EXERCISE TASK:
Extract all lines from the data beneath that include the word "OpenAPI".

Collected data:
○ ○ ○ ○
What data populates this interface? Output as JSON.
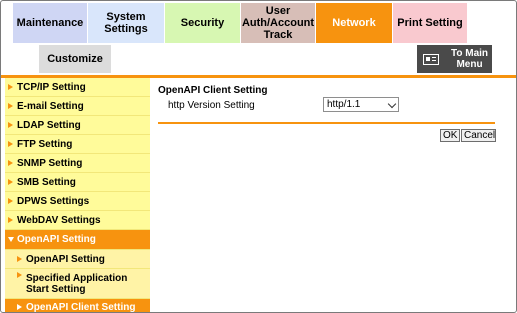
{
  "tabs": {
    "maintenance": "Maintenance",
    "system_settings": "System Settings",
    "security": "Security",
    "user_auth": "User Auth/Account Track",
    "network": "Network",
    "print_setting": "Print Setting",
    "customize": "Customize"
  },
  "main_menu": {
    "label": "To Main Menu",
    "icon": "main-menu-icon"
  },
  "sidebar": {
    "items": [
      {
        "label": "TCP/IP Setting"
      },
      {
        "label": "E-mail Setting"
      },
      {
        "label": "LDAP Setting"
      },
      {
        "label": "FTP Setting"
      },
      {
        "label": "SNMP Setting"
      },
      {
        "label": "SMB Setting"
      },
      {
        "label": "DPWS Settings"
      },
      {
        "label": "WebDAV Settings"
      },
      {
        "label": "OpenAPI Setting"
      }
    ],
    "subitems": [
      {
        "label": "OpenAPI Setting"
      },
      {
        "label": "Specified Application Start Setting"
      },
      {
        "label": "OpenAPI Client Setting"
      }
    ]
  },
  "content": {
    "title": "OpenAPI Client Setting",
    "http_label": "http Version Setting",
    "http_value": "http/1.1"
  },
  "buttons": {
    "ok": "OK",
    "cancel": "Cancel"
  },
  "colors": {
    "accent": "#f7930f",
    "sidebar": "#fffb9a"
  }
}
○ ○ ○ ○
THE RESULT:
        "label": "OpenAPI Setting"
        "label": "OpenAPI Setting"
        "label": "OpenAPI Client Setting"
    "title": "OpenAPI Client Setting",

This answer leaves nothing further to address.